**Exercise task**
Answer these questions about the forum post on the sdpa and flash_attention_2 error:
1. What value is torch_device set to?
2. Which model name does the code load?
3. What string is assigned to attn_implementation?

**Provided passage**
Using sdpa and flash_attention_2 error

aixingxy commented 1 week ago

Hello, thanks for this great job! I followed the instructions INFERENCE , but encountered some difficulties.

from parler_tts import ParlerTTSForConditionalGeneration
import torch
from transformers import AutoTokenizer
import soundfile as sf

torch_device = "cuda:0" # use "mps" for Mac
torch_dtype = torch.float32
model_name = "parler-tts/parler-tts-mini-v1"

attn_implementation = "sdpa" # "sdpa" or "flash_attention_2"

model = ParlerTTSForConditionalGeneration.from_pretrained(model_name, torch_dtype=torch_dtype, attn_implementation=attn_implementation).to(torch_device)
tokenizer = AutoTokenizer.from_pretrained(model_name)

prompt = "Hey, how are you doing today?"
description = "A female speaker delivers a slightly expressive and animated speech with a moderate speed and pitch. The recording is of very high quality, with the speaker's voice sounding clear and very close up."

**Data entries**
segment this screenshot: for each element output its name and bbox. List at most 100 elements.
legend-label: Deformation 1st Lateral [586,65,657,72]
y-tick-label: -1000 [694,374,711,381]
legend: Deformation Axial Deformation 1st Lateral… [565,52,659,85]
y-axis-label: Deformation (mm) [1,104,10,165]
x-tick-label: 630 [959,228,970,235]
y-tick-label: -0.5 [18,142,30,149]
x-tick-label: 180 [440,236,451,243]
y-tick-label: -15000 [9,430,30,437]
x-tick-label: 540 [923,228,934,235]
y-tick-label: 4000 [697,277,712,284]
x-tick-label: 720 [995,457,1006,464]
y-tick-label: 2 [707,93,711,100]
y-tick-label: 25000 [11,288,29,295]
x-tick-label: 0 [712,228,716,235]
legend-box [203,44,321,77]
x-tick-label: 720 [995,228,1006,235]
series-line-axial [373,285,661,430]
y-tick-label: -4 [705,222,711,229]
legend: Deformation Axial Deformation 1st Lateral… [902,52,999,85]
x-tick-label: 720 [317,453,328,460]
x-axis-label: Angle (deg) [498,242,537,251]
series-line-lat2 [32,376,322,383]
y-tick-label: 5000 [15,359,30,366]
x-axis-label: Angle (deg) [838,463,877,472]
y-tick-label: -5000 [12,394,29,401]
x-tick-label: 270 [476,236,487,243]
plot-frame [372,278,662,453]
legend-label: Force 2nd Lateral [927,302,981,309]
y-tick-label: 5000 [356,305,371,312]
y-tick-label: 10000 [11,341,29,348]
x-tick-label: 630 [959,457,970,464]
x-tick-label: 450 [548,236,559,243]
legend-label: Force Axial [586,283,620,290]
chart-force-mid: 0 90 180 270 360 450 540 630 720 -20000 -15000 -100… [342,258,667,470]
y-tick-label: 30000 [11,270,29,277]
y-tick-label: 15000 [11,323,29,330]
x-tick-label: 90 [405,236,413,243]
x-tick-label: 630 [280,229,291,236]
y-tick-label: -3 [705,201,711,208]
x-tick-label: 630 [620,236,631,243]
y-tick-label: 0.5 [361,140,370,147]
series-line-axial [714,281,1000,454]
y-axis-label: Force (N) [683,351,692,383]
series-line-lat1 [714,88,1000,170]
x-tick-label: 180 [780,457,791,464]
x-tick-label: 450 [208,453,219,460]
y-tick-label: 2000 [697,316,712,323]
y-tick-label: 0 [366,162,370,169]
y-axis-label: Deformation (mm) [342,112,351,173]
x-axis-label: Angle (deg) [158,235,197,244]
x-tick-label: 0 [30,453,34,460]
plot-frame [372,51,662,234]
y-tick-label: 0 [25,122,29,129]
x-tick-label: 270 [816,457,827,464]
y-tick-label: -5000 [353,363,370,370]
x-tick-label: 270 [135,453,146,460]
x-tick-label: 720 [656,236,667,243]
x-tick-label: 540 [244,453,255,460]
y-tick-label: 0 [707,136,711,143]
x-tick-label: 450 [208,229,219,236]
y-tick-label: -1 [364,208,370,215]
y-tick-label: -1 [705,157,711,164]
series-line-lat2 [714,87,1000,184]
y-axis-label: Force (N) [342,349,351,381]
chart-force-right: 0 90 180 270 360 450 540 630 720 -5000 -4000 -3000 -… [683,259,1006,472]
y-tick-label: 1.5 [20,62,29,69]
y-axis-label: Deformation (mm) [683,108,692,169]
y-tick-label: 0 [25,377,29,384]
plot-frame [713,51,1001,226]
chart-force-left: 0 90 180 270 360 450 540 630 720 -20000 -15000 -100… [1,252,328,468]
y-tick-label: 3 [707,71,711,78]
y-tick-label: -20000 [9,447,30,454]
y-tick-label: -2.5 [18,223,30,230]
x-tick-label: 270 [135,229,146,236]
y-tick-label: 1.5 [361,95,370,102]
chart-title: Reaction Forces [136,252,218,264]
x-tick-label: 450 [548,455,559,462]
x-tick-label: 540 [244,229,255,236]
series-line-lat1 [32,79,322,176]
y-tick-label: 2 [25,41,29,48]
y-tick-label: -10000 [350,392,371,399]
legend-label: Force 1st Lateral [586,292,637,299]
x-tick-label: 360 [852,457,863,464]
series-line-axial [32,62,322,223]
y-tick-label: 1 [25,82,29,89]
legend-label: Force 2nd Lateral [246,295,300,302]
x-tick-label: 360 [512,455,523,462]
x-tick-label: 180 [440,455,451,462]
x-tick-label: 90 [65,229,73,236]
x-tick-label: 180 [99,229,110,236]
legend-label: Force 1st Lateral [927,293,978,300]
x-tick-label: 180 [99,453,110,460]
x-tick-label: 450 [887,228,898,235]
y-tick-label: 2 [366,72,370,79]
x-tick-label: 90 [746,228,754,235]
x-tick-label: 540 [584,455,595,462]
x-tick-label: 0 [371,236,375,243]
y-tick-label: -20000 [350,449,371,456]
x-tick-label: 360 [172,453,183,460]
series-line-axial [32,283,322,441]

**Solution to this exercise**
1. "cuda:0"
2. "parler-tts/parler-tts-mini-v1"
3. "sdpa"